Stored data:
****************************************

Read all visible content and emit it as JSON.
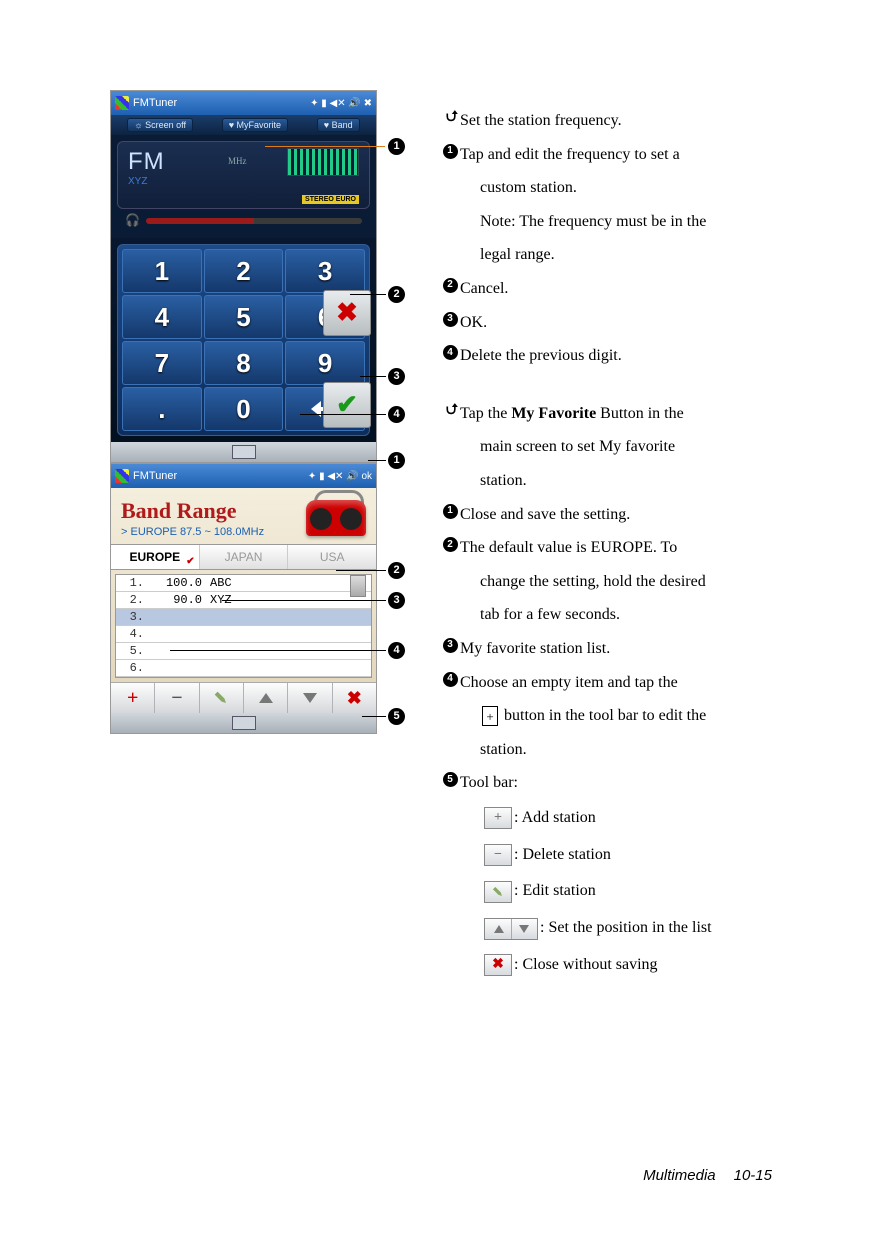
{
  "phone1": {
    "title": "FMTuner",
    "subbar": {
      "screenoff": "☼ Screen off",
      "myfav": "♥ MyFavorite",
      "band": "♥ Band"
    },
    "fm_label": "FM",
    "fm_sub": "XYZ",
    "mhz": "MHz",
    "stereo": "STEREO EURO",
    "keys": {
      "k1": "1",
      "k2": "2",
      "k3": "3",
      "k4": "4",
      "k5": "5",
      "k6": "6",
      "k7": "7",
      "k8": "8",
      "k9": "9",
      "k0": "0",
      "kdot": "."
    }
  },
  "phone2": {
    "title": "FMTuner",
    "heading": "Band Range",
    "subhead": "> EUROPE 87.5 ~ 108.0MHz",
    "tabs": {
      "europe": "EUROPE",
      "japan": "JAPAN",
      "usa": "USA"
    },
    "list": {
      "r1n": "1.",
      "r1f": "100.0",
      "r1name": "ABC",
      "r2n": "2.",
      "r2f": "90.0",
      "r2name": "XYZ",
      "r3n": "3.",
      "r4n": "4.",
      "r5n": "5.",
      "r6n": "6."
    }
  },
  "sec1": {
    "h": "Set the station frequency.",
    "i1a": "Tap and edit the frequency to set a",
    "i1b": "custom station.",
    "i1c": "Note: The frequency must be in the",
    "i1d": "legal range.",
    "i2": "Cancel.",
    "i3": "OK.",
    "i4": "Delete the previous digit."
  },
  "sec2": {
    "h_a": "Tap the ",
    "h_bold": "My Favorite",
    "h_b": " Button in the",
    "h_c": "main screen to set My favorite",
    "h_d": "station.",
    "i1": "Close and save the setting.",
    "i2a": "The default value is EUROPE. To",
    "i2b": "change the setting, hold the desired",
    "i2c": "tab for a few seconds.",
    "i3": "My favorite station list.",
    "i4a": "Choose an empty item and tap the",
    "i4b_a": " button in the tool bar to edit the",
    "i4c": "station.",
    "i5": "Tool bar:",
    "t_add": ": Add station",
    "t_del": ": Delete station",
    "t_edit": ": Edit station",
    "t_pos": ": Set the position in the list",
    "t_close": ": Close without saving"
  },
  "footer": {
    "section": "Multimedia",
    "page": "10-15"
  }
}
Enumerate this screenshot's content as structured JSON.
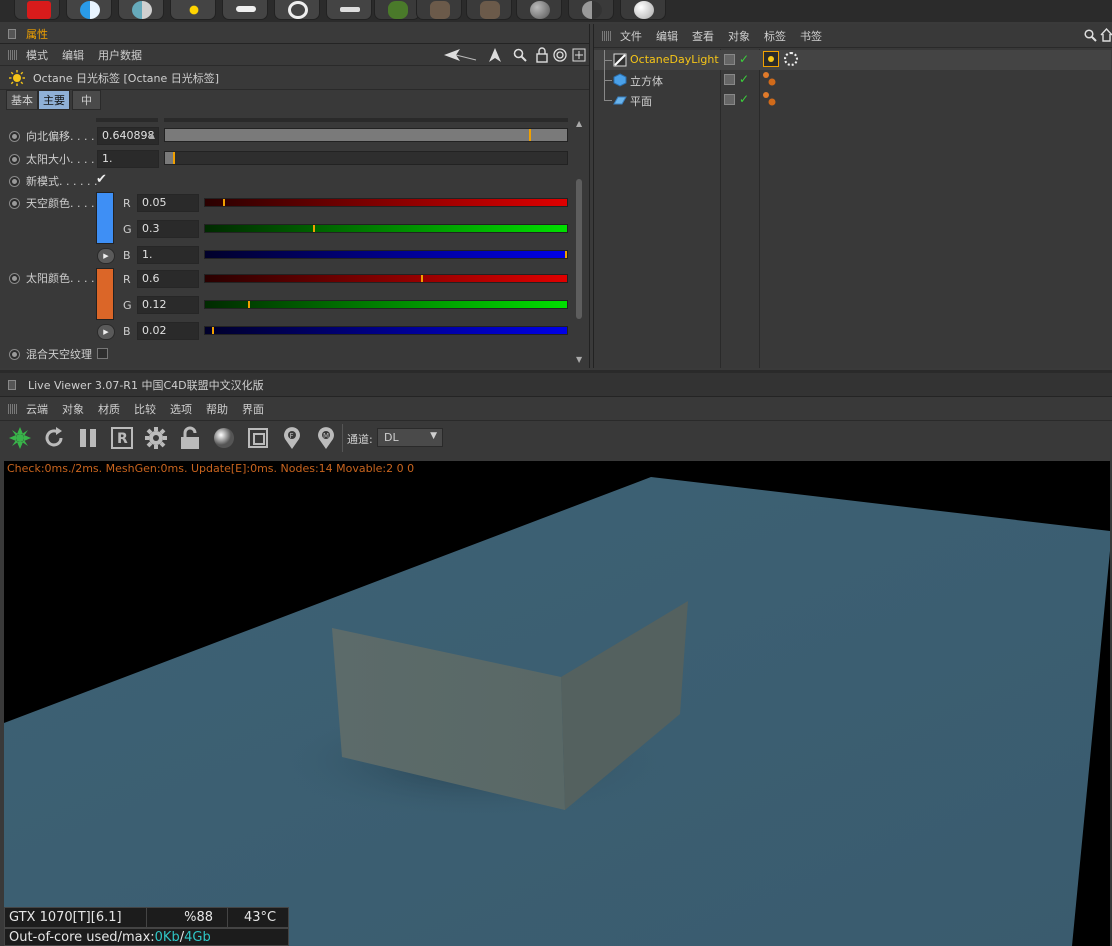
{
  "toolbar": {
    "icons": [
      "render-view-icon",
      "octane-sphere-icon",
      "half-sphere-icon",
      "sun-light-icon",
      "area-light-icon",
      "target-icon",
      "light-glow-icon",
      "plant-icon",
      "tree-icon",
      "tree2-icon",
      "sphere-material-icon",
      "dark-sphere-icon",
      "white-sphere-icon"
    ]
  },
  "attributes": {
    "panel_title": "属性",
    "menu": [
      "模式",
      "编辑",
      "用户数据"
    ],
    "object_title": "Octane 日光标签 [Octane 日光标签]",
    "tabs": [
      "基本",
      "主要",
      "中"
    ],
    "active_tab": "主要",
    "fields": {
      "north_offset": {
        "label": "向北偏移. . . .",
        "value": "0.640898",
        "level": 0.91
      },
      "sun_size": {
        "label": "太阳大小. . . .",
        "value": "1.",
        "level": 0.02
      },
      "new_model": {
        "label": "新模式. . . . . .",
        "checked": true
      },
      "sky_color": {
        "label": "天空颜色. . . .",
        "swatch": "#3e8ff5",
        "r": "0.05",
        "g": "0.3",
        "b": "1.",
        "r_level": 0.05,
        "g_level": 0.3,
        "b_level": 1.0
      },
      "sun_color": {
        "label": "太阳颜色. . . .",
        "swatch": "#db6628",
        "r": "0.6",
        "g": "0.12",
        "b": "0.02",
        "r_level": 0.6,
        "g_level": 0.12,
        "b_level": 0.02
      },
      "mix_sky": {
        "label": "混合天空纹理",
        "checked": false
      }
    },
    "channel_labels": {
      "r": "R",
      "g": "G",
      "b": "B"
    }
  },
  "object_manager": {
    "menu": [
      "文件",
      "编辑",
      "查看",
      "对象",
      "标签",
      "书签"
    ],
    "objects": [
      {
        "name": "OctaneDayLight",
        "color": "#f5c518",
        "icon": "daylight-icon"
      },
      {
        "name": "立方体",
        "color": "#cfcfcf",
        "icon": "cube-icon"
      },
      {
        "name": "平面",
        "color": "#cfcfcf",
        "icon": "plane-icon"
      }
    ]
  },
  "live_viewer": {
    "title": "Live Viewer 3.07-R1 中国C4D联盟中文汉化版",
    "menu": [
      "云端",
      "对象",
      "材质",
      "比较",
      "选项",
      "帮助",
      "界面"
    ],
    "channel_label": "通道:",
    "channel_value": "DL",
    "stats_line": "Check:0ms./2ms. MeshGen:0ms. Update[E]:0ms. Nodes:14 Movable:2  0 0",
    "gpu": "GTX 1070[T][6.1]",
    "usage": "%88",
    "temp": "43°C",
    "out_of_core_label": "Out-of-core used/max:",
    "out_of_core_used": "0Kb",
    "out_of_core_sep": "/",
    "out_of_core_max": "4Gb"
  },
  "colors": {
    "accent_orange": "#f0a000",
    "highlight_yellow": "#f5c518",
    "stats_orange": "#c8641e",
    "floor": "#3d5f72",
    "ooc_cyan": "#2fc6c6"
  }
}
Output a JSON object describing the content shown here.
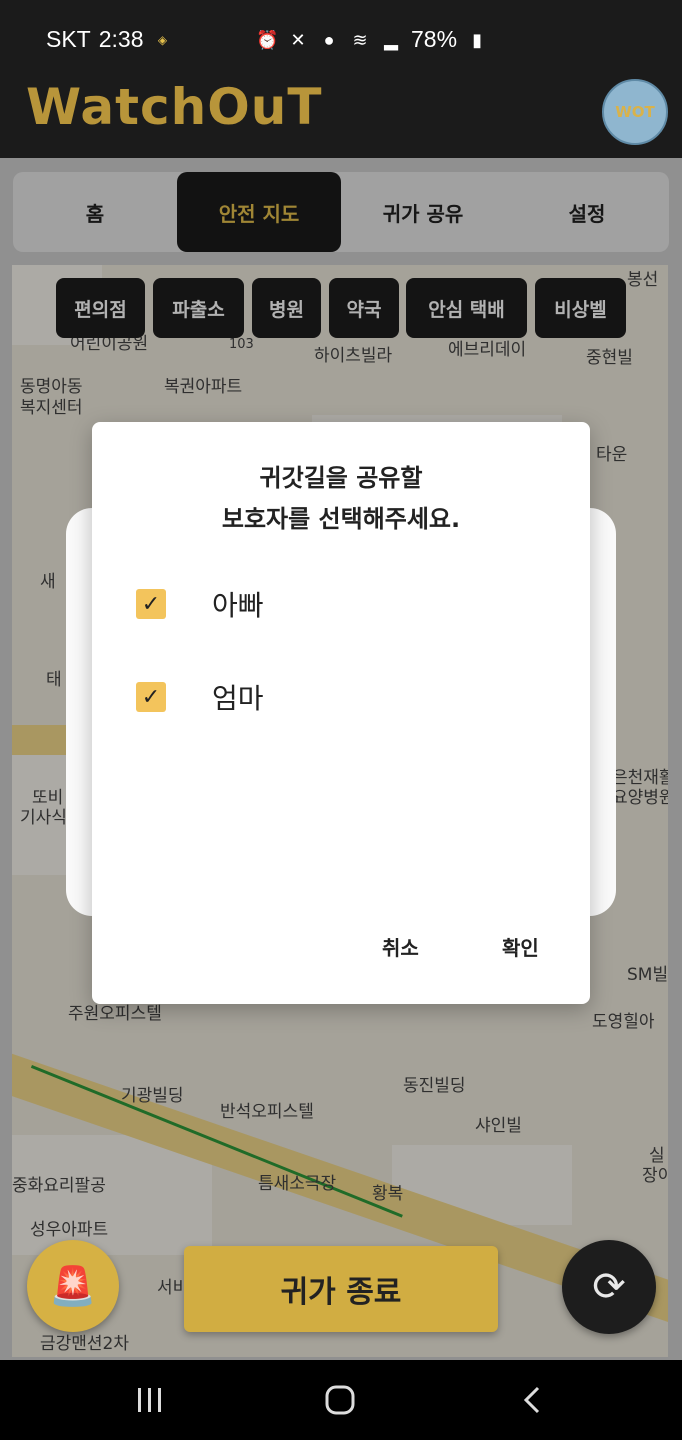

****************************************

Objective => What is the number of lines in this listing that contain the word "sphere"? Answer with that number and nothing else.

Solution below => 5